EXERCISE DETAILS
Check each line for the string "elementele" and give only the count of lines that have it.

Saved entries
· · · ·

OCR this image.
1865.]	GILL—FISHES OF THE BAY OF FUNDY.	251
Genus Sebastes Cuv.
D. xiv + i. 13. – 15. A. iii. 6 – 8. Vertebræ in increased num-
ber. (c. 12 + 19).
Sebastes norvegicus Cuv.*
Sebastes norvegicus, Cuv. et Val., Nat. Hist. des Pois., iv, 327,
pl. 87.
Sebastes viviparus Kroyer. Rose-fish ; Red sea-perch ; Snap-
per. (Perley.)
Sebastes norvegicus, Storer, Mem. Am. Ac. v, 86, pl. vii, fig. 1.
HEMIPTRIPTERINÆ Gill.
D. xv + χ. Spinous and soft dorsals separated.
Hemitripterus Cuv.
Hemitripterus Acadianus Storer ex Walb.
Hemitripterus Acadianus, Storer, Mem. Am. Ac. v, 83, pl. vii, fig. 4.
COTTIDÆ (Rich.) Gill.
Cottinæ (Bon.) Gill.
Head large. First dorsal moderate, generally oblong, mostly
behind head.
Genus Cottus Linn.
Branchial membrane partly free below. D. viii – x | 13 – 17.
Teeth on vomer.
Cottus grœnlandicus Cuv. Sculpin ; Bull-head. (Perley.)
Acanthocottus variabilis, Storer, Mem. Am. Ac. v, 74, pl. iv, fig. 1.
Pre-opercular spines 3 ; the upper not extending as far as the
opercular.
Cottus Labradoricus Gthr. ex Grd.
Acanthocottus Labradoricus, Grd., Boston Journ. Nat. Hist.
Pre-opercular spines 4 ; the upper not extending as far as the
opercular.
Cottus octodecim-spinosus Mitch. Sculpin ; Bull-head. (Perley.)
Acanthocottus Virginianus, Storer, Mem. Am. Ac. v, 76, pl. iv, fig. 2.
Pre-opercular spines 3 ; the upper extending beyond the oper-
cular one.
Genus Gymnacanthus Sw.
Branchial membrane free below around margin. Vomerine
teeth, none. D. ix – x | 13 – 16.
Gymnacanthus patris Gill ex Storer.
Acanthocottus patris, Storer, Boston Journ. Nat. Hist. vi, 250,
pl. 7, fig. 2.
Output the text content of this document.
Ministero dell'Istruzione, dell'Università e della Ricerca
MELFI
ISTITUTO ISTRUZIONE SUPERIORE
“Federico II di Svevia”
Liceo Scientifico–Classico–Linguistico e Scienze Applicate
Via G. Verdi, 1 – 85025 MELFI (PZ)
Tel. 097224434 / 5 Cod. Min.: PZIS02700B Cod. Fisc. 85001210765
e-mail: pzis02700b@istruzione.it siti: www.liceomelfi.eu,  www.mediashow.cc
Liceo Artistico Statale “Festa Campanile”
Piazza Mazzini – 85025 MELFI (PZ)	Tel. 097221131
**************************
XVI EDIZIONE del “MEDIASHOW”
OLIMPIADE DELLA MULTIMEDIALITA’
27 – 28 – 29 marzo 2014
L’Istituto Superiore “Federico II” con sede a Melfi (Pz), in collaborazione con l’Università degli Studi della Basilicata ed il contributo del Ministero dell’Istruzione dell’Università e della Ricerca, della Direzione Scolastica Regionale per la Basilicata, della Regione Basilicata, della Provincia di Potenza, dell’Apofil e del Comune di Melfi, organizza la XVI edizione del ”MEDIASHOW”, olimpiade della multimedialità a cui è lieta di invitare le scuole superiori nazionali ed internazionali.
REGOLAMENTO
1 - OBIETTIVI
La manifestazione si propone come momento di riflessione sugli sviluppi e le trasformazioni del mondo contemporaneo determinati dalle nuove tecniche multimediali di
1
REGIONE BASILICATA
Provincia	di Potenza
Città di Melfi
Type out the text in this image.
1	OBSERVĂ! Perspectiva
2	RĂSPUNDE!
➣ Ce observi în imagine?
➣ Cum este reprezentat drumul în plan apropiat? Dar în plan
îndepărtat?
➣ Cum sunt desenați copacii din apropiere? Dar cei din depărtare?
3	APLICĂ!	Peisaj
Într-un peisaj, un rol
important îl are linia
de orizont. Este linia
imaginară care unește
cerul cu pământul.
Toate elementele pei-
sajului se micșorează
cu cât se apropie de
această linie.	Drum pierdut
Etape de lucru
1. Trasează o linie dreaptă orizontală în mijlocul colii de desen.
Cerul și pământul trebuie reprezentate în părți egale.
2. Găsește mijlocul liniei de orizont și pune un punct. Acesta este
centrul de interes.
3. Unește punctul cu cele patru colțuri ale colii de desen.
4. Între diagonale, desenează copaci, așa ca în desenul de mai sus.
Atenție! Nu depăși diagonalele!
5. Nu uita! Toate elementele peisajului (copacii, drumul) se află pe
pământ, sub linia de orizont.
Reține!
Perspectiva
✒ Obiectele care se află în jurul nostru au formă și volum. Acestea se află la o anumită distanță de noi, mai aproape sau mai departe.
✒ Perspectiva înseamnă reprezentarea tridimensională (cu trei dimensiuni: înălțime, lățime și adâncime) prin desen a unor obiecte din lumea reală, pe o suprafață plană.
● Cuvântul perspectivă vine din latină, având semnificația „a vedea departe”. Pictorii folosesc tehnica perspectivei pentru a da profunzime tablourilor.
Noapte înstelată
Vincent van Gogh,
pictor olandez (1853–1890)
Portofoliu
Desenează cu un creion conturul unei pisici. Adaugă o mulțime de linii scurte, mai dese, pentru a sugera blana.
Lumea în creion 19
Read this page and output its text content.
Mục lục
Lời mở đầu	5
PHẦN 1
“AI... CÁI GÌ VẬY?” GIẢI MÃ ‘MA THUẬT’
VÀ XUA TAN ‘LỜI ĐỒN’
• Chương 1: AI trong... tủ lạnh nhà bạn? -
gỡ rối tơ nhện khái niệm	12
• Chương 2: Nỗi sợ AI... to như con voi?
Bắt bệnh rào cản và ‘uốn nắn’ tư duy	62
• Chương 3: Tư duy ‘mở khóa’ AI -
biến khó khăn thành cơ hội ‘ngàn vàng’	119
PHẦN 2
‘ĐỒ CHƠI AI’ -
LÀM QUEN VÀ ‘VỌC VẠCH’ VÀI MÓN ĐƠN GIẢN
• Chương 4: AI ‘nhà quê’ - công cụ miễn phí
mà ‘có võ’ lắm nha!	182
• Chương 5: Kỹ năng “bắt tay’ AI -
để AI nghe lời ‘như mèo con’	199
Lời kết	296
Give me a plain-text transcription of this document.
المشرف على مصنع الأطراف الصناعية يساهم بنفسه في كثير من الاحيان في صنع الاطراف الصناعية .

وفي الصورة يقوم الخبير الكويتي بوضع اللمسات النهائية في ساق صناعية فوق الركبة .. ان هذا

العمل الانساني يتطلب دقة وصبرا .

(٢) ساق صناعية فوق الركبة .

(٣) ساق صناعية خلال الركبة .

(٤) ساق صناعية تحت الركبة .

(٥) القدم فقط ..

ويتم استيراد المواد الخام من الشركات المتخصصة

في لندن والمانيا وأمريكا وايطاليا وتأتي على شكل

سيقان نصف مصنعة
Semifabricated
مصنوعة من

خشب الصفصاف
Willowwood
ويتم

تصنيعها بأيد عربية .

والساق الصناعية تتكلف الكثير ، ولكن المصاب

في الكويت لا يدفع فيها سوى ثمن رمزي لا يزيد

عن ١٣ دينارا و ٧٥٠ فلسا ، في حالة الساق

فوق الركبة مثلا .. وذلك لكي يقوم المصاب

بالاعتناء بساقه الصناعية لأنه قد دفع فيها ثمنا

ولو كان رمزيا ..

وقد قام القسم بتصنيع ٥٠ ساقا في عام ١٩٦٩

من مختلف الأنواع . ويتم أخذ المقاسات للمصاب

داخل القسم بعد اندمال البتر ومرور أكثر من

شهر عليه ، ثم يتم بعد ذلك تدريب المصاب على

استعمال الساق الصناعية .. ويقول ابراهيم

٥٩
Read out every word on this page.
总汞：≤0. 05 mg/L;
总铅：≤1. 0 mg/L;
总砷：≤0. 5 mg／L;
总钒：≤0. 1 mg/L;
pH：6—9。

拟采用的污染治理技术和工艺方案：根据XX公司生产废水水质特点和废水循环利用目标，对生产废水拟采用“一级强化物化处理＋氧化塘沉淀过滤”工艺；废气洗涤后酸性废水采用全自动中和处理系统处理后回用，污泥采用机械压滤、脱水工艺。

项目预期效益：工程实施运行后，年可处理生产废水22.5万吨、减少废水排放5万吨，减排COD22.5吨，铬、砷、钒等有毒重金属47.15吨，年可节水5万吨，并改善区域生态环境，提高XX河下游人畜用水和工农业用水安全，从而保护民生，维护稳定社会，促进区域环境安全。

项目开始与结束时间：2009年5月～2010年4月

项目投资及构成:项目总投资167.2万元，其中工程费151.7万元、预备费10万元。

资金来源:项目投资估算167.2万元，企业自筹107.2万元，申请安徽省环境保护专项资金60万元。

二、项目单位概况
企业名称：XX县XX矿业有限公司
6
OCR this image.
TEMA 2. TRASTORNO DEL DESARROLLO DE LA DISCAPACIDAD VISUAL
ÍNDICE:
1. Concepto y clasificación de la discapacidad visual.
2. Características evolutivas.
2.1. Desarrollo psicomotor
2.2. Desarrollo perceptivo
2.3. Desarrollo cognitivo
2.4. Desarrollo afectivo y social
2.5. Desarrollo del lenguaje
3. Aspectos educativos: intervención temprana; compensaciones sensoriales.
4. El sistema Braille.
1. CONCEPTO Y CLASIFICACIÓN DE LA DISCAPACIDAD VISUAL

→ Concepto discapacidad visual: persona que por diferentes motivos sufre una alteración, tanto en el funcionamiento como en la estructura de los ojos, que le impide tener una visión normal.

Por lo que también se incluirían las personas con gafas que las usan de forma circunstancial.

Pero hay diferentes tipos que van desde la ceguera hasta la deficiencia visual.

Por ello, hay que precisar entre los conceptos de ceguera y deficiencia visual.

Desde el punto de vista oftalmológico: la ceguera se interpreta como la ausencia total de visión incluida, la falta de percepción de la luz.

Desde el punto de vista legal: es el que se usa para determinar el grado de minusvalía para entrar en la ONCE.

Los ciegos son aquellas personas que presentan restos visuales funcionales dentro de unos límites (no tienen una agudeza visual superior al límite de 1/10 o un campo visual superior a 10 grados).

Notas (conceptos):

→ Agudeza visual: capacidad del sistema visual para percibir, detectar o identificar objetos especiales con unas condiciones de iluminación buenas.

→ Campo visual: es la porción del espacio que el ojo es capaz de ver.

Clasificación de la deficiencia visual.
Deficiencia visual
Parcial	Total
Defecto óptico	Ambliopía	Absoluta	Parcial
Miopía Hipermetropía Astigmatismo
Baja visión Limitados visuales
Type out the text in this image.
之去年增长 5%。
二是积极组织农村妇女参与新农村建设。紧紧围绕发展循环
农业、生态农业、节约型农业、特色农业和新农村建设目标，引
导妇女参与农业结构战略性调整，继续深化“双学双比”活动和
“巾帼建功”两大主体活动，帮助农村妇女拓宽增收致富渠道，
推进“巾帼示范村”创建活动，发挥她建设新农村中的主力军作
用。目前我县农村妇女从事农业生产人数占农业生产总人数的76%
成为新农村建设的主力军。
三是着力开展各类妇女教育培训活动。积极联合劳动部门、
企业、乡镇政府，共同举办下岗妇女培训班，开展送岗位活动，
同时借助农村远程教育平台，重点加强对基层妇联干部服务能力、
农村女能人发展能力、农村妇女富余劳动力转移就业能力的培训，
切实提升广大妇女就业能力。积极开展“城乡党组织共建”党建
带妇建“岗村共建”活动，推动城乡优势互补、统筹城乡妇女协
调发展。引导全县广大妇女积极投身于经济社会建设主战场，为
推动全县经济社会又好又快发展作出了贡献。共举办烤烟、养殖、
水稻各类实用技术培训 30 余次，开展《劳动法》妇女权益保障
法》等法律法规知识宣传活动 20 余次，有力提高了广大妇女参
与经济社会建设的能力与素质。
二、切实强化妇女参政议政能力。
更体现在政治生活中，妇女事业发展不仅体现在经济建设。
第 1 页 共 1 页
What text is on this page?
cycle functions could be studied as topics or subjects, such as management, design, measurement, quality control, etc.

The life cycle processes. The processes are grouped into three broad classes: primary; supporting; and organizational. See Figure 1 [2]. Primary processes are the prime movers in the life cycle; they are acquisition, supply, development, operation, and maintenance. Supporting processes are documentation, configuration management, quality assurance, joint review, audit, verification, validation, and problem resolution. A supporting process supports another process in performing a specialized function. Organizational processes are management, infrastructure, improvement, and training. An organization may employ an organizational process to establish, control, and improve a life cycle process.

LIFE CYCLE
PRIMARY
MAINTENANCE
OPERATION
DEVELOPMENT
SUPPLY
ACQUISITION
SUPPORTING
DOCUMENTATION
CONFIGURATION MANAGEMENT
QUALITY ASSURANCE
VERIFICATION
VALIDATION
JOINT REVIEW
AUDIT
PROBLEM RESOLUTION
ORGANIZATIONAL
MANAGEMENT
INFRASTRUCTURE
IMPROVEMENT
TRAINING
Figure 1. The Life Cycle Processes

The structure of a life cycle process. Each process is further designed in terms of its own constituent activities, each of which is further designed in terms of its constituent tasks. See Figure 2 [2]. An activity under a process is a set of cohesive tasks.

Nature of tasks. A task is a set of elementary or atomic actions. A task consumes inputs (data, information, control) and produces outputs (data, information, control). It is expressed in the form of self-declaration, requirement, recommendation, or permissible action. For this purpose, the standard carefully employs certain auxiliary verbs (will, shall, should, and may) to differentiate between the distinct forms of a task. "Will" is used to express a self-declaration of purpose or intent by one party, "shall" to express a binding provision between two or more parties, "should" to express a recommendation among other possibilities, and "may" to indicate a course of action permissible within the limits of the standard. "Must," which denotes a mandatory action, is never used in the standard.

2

· · · ·

SOLUTION FOR THIS TASK
2